PROVIDED PASSAGE:
━━━━━━━━━━━━━━━━
Empathy Engine

Empathy Engine

What Happens When Velocity Looks Healthy but the Work Does Not Stay Done?

A green dashboard can still hide the Rework Shadow (Route Rebuilder | Episode 4)

Mark S. Carroll's avatar
Mark S. Carroll
Jun 17, 2026
∙ Paid

👋 Welcome to this week’s edition of Empathy Engine. Every Wednesday, I publish a new article for paid subscribers first, then unlock the full piece for everyone late Thursday morning. Each week, I turn product leadership friction into practical tools, sharper language, and more defensible decisions.

Empathy Engine is a reader-supported publication. To receive new posts and support my work, consider becoming a free or paid subscriber.

Research Binder: the receipts (citations + source notes) are compiled in a PDF at the bottom of this post.


If You’re Skimming

  • A green velocity dashboard usually measures closure, not durability. It can look healthy while last sprint’s work quietly comes back.

  • This is the QBR Mirage: the visible numbers are real, but they get mistaken for the whole landscape.

  • The hidden follow-on work is the Rework Shadow. Closure is a status. Completion is a result. A story can be closed and incomplete at the same time.

  • Run the Five-Story Field Test at the bottom to see how much of your own “done” did not stay done.

  • The point is route repair, not blame. Velocity is a useful local signal. It just needs witnesses.


The QBR Mirage

The meeting looked clean. Talia, the product lead, walked the room through a polished quarterly deck. Velocity was up, stories were closed, the sprint trend was green, and the dashboard had that calming corporate glow that makes everyone exhale at once. Leadership saw the chart and heard the story they wanted to hear: the team is moving, the work is flowing, the plan is safe. Nothing in the room suggested danger, which is usually how the most expensive problems prefer to enter.

In the room with Talia was Dev, the delivery lead, who had read the same green dashboard all quarter and reported it upward as a health signal. Three weeks later, Marcus, the engineering manager, ran a quiet analysis on the last two sprints. A defect had come back from something marked done, followed by a clarification ticket, a cleanup task, a support issue, and a dependency fix that technically belonged to last sprint but showed up in this one. No single item looked dramatic enough to challenge the dashboard. Together, they raised the question the dashboard had never been built to answer: did the work stay done?

Talia, Dev, and Marcus are composites, not a disguised client or one remembered meeting. I use them because the pattern is real even when no single incident should carry the whole argument. The names change, the tools change, the industry changes. The move does not. The numbers look healthy, the room relaxes, and nobody checks whether the work survived.
━━━━━━━━━━━━━━━━
GIVEN EXERCISE 1:
Write out the article on the Rework Shadow word for word from "If You’re Skimming" to "quietly comes back.".
GIVEN EXERCISE 2:
Continue the article on the Rework Shadow, picking up right after its final sentence.
The data below stands apart from the article on the Rework Shadow.

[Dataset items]
━━━━━━━━━━━━━━━━
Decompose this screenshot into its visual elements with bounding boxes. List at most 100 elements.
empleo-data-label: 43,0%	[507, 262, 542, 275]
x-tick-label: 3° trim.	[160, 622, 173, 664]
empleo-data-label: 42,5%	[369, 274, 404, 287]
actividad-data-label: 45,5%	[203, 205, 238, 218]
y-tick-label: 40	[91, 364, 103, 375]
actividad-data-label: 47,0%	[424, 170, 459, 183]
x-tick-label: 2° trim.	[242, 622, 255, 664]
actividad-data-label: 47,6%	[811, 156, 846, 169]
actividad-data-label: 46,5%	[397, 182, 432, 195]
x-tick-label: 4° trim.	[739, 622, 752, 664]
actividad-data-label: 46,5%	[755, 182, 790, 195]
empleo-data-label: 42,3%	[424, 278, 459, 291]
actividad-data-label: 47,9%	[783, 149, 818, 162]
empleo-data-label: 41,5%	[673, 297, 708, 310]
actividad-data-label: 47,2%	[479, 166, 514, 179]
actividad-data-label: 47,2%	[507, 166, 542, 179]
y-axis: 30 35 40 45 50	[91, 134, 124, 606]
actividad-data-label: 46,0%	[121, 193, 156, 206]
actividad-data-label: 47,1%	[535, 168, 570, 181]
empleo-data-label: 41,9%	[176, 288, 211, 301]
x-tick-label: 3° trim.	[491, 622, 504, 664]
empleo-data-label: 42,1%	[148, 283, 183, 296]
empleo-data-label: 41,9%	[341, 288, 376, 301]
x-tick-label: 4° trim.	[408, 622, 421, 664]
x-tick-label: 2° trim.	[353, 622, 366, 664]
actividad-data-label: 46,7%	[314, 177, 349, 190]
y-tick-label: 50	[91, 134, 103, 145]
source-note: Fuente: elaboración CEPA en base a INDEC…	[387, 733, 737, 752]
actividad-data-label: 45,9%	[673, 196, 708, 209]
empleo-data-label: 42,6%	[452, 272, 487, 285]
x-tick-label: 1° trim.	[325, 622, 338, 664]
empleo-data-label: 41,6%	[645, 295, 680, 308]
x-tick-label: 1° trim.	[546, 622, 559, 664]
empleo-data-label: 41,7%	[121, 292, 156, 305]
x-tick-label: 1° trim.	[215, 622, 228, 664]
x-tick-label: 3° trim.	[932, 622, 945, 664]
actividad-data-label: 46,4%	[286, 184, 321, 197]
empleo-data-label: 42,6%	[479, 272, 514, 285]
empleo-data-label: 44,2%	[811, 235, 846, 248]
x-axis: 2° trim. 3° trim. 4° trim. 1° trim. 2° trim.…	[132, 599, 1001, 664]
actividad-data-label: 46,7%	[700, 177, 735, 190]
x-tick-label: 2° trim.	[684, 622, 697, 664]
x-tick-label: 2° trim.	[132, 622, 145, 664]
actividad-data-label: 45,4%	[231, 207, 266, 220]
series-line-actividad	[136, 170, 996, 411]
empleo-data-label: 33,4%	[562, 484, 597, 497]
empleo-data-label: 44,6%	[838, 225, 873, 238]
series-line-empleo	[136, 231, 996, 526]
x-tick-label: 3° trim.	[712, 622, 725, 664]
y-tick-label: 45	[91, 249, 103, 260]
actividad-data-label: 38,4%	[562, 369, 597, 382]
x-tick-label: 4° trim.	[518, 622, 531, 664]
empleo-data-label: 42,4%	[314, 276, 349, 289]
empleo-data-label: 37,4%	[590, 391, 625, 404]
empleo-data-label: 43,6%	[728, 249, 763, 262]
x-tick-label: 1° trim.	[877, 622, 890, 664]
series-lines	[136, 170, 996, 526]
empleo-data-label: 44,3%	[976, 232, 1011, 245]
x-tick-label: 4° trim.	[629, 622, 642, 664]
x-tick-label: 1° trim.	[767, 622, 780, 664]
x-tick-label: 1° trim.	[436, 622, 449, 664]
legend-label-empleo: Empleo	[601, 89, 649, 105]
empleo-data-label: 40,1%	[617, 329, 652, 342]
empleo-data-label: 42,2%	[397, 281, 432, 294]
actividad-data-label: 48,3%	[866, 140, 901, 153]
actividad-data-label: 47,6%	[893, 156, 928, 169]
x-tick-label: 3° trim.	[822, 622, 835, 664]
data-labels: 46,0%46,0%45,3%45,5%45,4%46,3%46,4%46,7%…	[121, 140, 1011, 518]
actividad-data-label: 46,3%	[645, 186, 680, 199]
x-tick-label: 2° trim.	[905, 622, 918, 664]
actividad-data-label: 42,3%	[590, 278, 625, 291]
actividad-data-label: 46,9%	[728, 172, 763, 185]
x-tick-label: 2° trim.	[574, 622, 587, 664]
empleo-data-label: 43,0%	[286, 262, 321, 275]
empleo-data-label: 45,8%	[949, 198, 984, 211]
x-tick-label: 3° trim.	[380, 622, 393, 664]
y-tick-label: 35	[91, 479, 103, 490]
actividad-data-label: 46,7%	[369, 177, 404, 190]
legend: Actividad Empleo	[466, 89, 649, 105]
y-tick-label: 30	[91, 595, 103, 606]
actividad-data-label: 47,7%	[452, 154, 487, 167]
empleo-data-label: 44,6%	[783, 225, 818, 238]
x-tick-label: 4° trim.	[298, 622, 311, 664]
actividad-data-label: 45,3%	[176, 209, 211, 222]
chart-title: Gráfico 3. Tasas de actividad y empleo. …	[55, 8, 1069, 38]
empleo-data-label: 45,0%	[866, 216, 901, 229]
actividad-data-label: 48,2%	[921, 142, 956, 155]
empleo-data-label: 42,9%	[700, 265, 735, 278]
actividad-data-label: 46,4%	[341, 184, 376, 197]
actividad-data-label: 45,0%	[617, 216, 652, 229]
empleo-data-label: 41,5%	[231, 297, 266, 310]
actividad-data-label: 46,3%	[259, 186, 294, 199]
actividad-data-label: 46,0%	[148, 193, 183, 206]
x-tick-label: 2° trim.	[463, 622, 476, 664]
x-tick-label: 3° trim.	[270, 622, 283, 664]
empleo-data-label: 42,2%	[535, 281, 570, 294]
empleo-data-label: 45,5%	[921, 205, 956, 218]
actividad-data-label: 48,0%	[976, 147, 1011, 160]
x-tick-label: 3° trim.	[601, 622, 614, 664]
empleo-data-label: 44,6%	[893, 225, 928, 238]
━━━━━━━━━━━━━━━━
EXPECTED OUTPUT 1:
If You’re Skimming

  • A green velocity dashboard usually measures closure, not durability. It can look healthy while last sprint’s work quietly comes back.

EXPECTED OUTPUT 2:
Here is my confession. I have sat in that QBR. I have felt the room exhale at the green dashboard, nodded along with “keep this momentum,” and then planned the next quarter against numbers I should have questioned. I have stood inside that moment in Azure DevOps, scrolling back through completed work and feeling the floor drop when the follow-on tickets started tracing back to stories the dashboard had already counted. I was not careless. I was doing the thing competent people do under a clean chart: I trusted closure as if it were completion.

The dashboard did not lie. A lie would be too simple and too comforting, because then we could blame the report and move on. The harder truth is that the dashboard told only the part of the truth it was designed to see. It saw closure, counted points, and surfaced activity. What it did not show was whether that closure survived contact with users, dependencies, support, production, and the next sprint.

The Route That Buried Bad News (Part A)

The Route That Buried Bad News (Part A)

Mark S. Carroll
·
May 20
Read full story
Part B: The Rebuilt Route

Part B: The Rebuilt Route

Mark S. Carroll
·
May 27
Read full story

This is the same failure this series keeps following, one layer deeper. In Episode 1, a warning died in a busy channel because receiving is not routing. In Episode 2, a handoff became a gap because a closed ticket is not a completed handoff. In Episode 3, a gate lived on the diagram but stopped operating in the work. Episode 4 follows the pattern into the dashboard, where closure quietly stands in for completion and the metric reports progress the system has not actually kept.

The Demo Found the Gap

The Demo Found the Gap

Mark S. Carroll
·
Jun 3
Read full story
The Route That Trained Override Behavior

The Route That Trained Override Behavior

Mark S. Carroll
·
Jun 10
Read full story

That hidden follow-on work is the Rework Shadow. The Rework Shadow is not always scandalous or even obvious in the moment. Sometimes it appears as defects, clarifications, cleanup, support tickets, dependency fixes, reopened items, and small pieces of “just one more thing” that return after the original work was counted. No single follow-on ticket proves the system is broken. Patterns prove something. When enough “done” work keeps coming back, the team may be borrowing capacity from the future while reporting progress in the present.


What Does a Green Velocity Dashboard Fail to Show?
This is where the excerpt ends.